- _Task statement_: Which lines hold the word "text"? Copy each one.
## BEGIN Record excerpts
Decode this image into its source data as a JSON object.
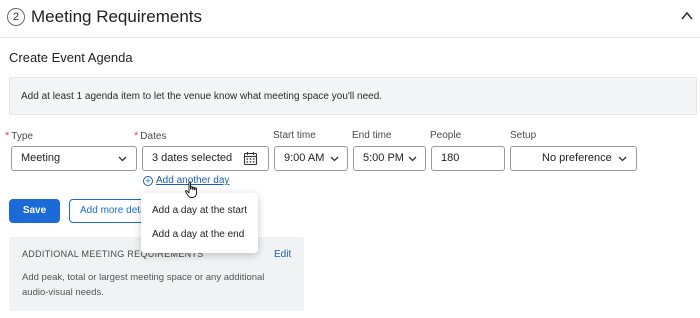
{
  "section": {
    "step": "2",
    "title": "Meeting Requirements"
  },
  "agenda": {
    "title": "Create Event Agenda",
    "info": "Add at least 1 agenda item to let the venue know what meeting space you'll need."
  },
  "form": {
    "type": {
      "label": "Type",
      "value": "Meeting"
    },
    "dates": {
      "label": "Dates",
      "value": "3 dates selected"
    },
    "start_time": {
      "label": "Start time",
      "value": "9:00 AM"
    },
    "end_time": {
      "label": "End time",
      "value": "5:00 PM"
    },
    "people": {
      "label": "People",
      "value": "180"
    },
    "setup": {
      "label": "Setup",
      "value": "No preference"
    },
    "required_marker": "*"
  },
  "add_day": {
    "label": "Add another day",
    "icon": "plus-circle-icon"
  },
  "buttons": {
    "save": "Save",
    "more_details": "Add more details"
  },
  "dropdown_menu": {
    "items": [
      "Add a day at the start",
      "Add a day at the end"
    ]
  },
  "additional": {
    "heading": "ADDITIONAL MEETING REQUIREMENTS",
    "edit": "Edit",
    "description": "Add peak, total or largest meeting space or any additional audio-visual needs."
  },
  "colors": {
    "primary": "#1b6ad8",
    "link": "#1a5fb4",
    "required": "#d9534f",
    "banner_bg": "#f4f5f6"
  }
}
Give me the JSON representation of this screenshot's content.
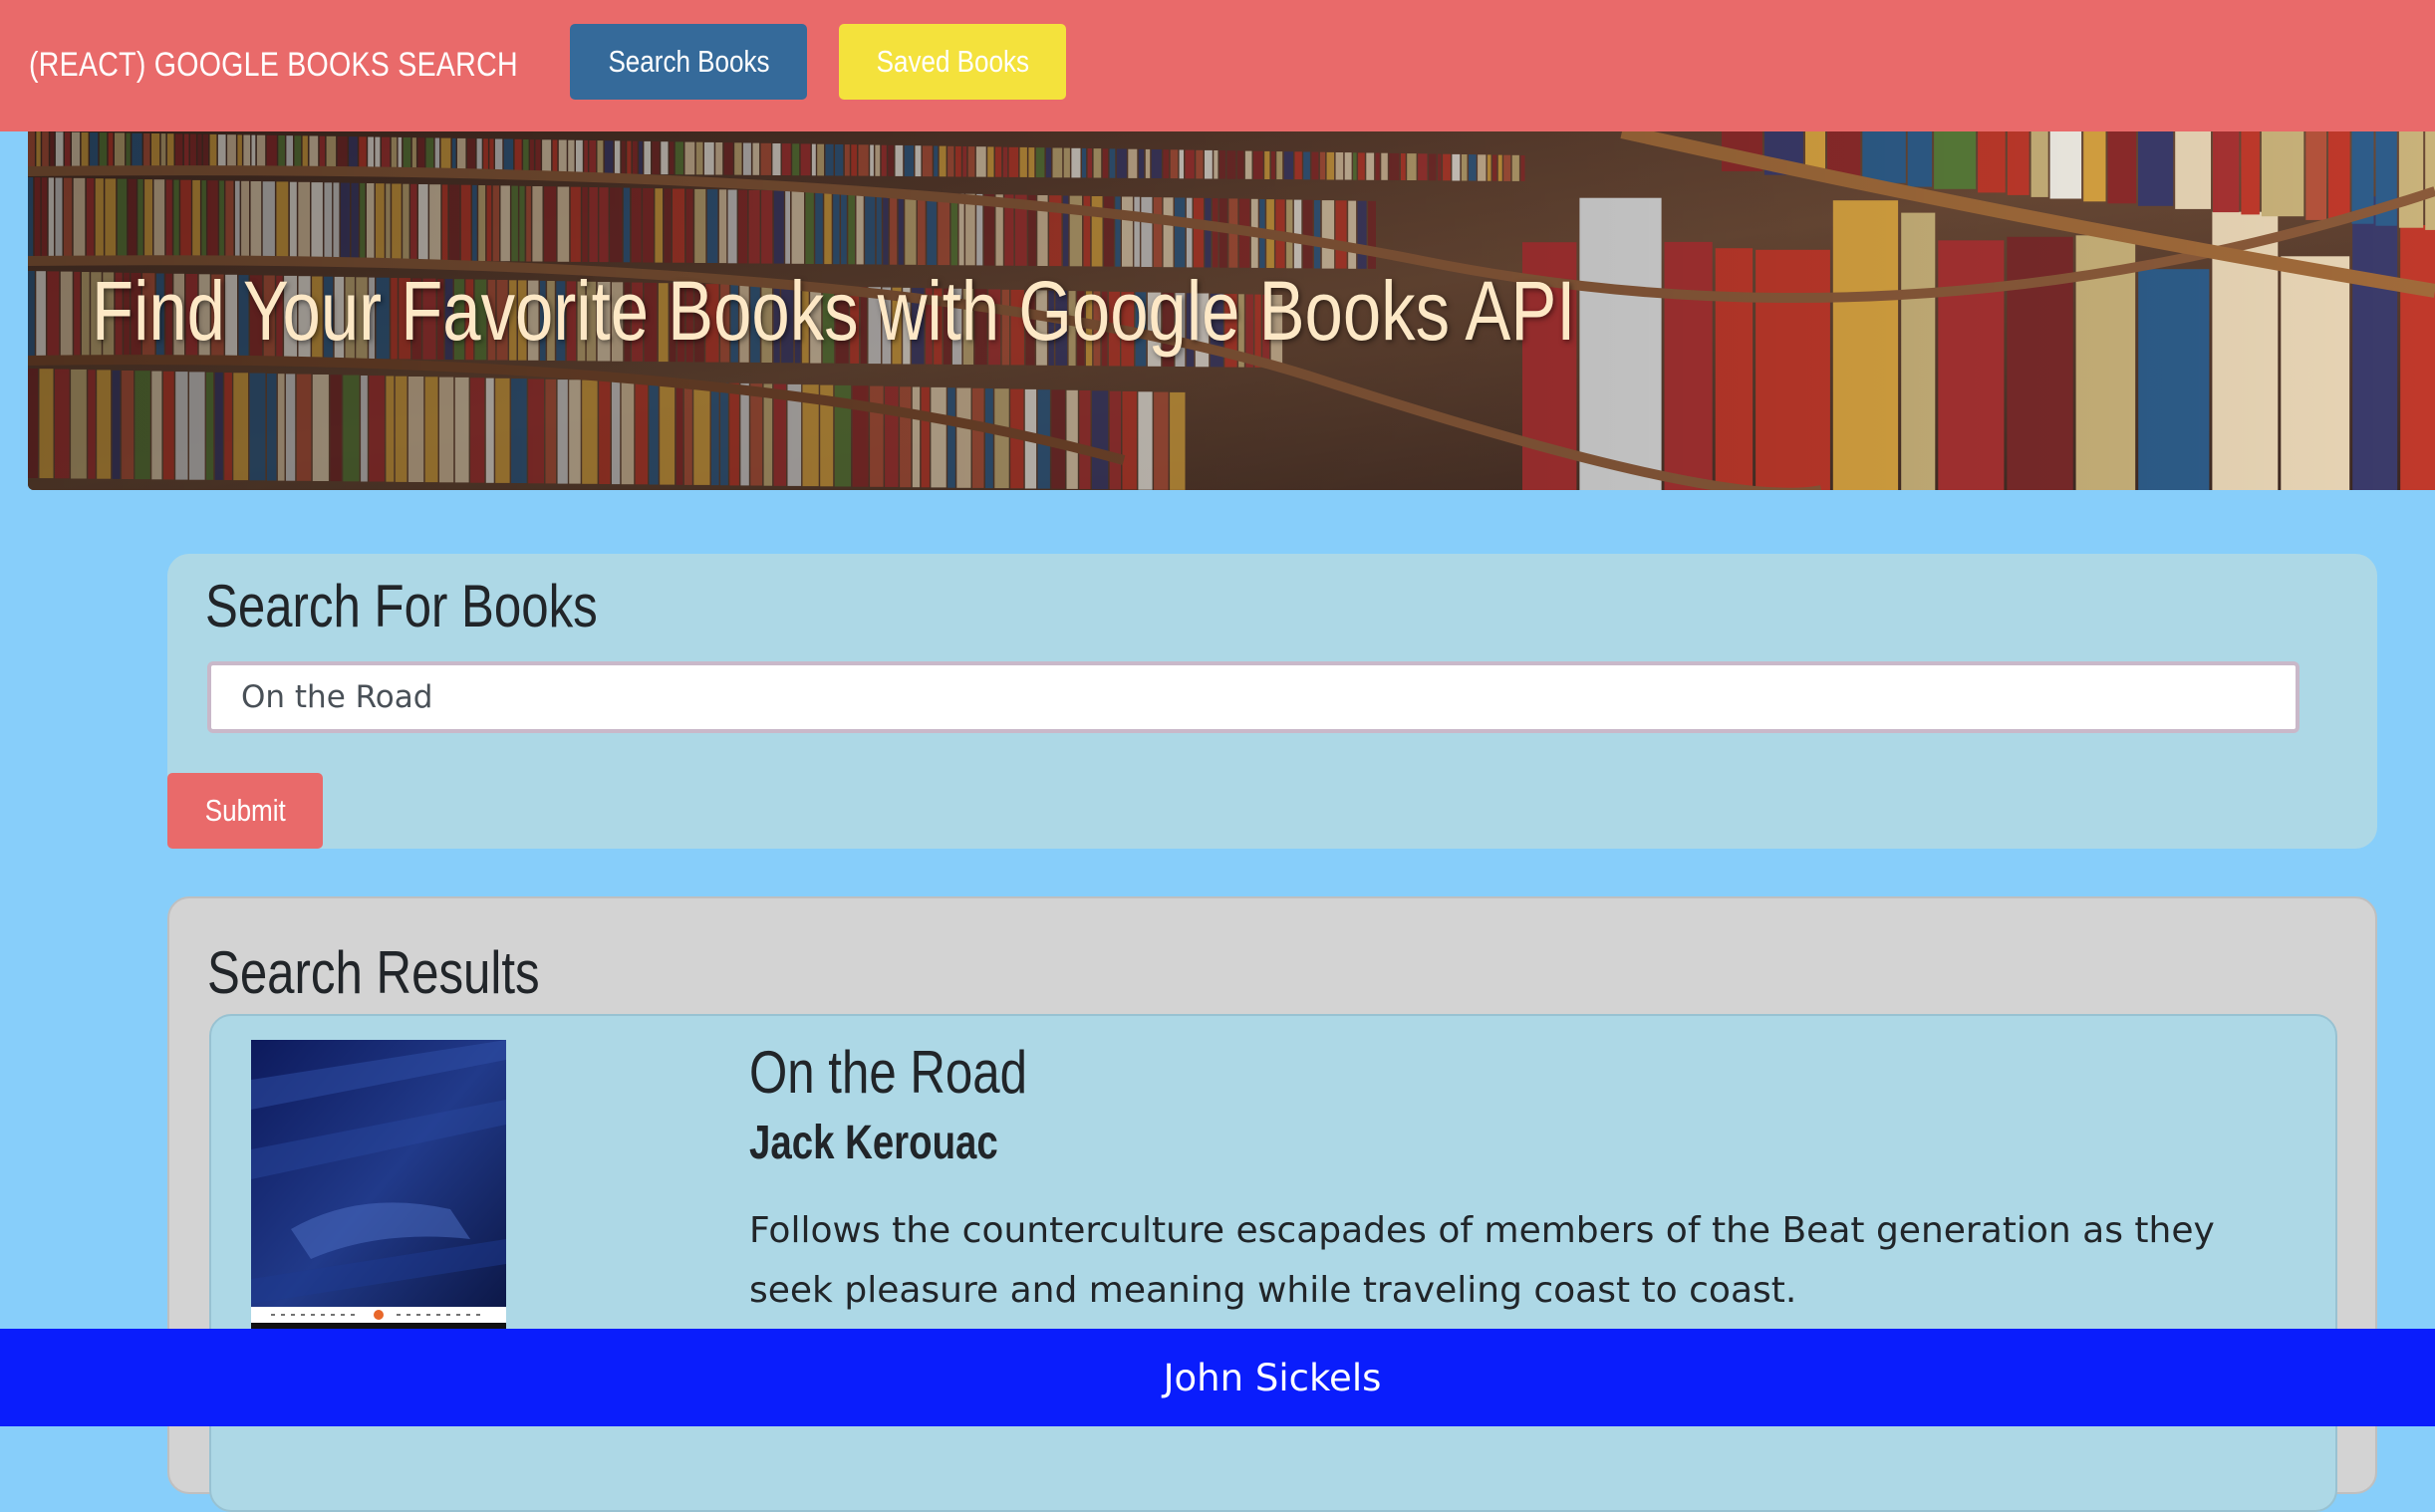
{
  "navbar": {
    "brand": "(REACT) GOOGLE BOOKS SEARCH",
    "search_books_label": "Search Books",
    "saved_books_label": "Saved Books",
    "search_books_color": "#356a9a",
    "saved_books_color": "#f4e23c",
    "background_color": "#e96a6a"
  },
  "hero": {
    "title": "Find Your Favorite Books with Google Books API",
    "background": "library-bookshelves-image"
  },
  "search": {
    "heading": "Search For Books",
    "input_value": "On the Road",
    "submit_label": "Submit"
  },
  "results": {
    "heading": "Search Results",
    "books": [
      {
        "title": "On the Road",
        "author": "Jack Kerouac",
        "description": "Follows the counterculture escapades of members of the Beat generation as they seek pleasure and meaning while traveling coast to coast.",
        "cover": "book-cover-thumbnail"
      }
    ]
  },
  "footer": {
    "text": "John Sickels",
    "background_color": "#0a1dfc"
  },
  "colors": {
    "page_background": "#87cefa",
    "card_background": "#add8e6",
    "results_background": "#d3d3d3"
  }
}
## END Record excerpts
## BEGIN Record excerpts
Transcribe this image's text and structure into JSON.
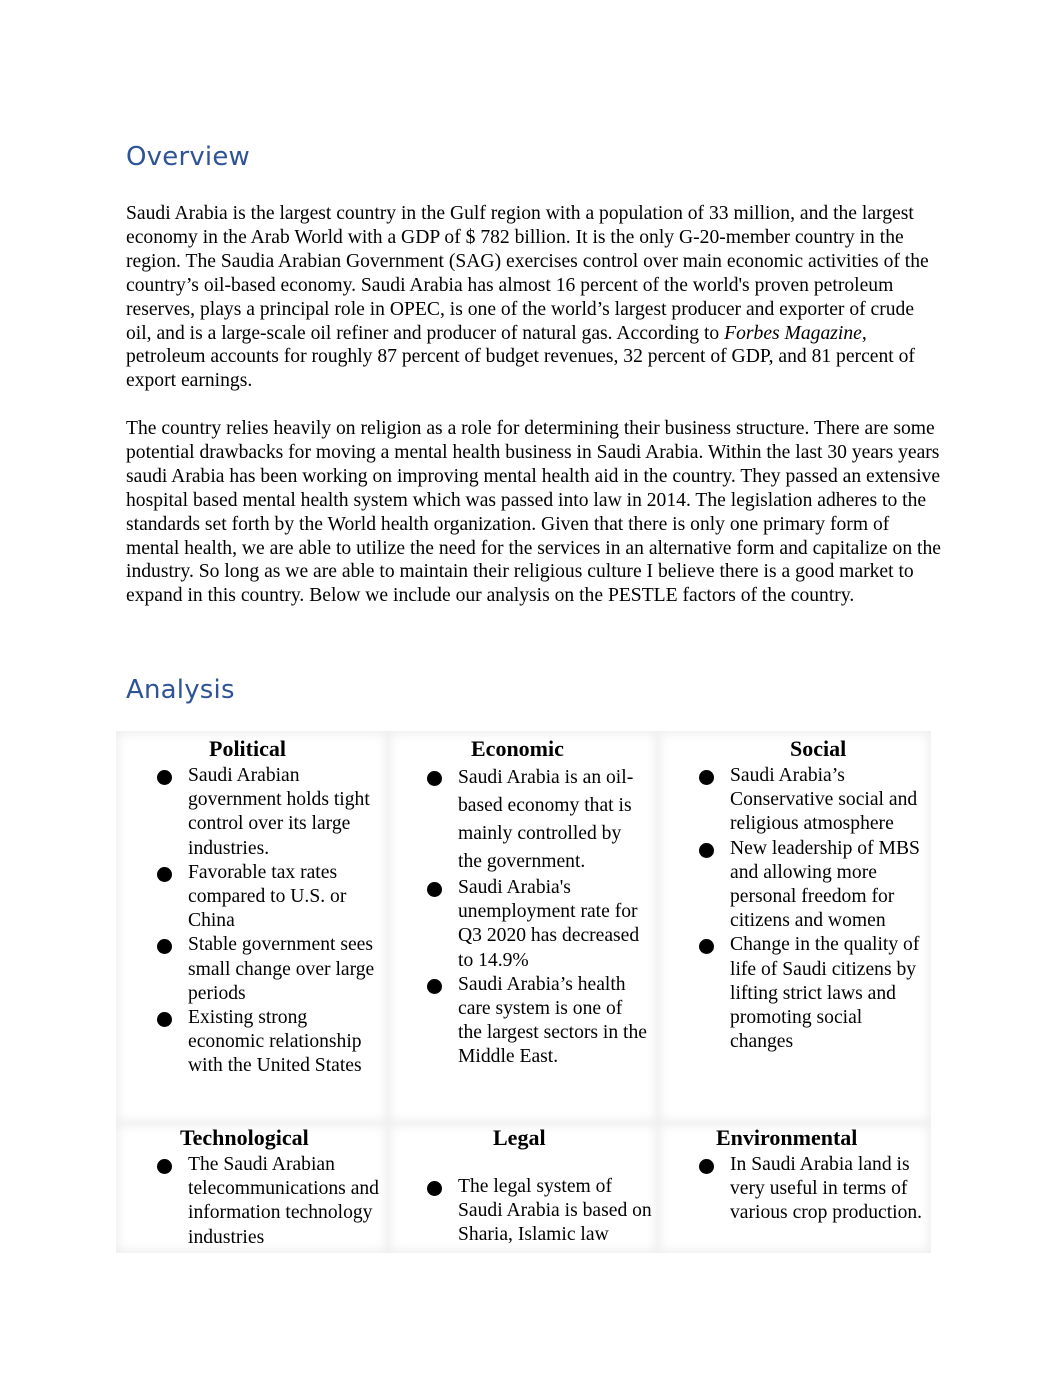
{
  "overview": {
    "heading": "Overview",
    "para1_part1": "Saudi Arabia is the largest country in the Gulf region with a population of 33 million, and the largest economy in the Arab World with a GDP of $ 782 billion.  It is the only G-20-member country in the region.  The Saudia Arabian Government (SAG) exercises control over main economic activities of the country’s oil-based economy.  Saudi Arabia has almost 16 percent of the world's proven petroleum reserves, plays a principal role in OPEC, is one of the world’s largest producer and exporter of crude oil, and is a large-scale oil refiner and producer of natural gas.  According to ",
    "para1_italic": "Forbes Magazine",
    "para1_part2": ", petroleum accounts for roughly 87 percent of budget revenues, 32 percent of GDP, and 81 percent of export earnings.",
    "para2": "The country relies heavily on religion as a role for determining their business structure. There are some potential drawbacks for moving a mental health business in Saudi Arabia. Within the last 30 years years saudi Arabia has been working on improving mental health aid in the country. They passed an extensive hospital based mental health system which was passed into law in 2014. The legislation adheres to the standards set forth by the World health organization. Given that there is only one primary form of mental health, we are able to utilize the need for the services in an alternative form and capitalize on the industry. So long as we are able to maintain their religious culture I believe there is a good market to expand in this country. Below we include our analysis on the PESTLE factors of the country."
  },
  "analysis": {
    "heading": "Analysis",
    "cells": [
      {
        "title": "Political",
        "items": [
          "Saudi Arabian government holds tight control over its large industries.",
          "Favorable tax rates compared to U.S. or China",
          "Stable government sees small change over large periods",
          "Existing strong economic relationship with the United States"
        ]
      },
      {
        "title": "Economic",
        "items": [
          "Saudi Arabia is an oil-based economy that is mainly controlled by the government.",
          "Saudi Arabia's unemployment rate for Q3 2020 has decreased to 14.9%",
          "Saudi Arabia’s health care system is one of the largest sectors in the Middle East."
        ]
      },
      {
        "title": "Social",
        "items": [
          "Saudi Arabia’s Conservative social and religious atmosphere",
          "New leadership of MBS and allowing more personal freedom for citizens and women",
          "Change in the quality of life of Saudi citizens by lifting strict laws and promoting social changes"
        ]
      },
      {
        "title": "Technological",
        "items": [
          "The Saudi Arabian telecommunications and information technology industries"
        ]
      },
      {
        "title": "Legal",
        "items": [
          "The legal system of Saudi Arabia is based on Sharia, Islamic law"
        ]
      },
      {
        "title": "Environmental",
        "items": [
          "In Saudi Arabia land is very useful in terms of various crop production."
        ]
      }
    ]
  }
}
## END Record excerpts
- _Full answer_:
    "text": "John Sickels",
Transcribe this image's text and structure into JSON.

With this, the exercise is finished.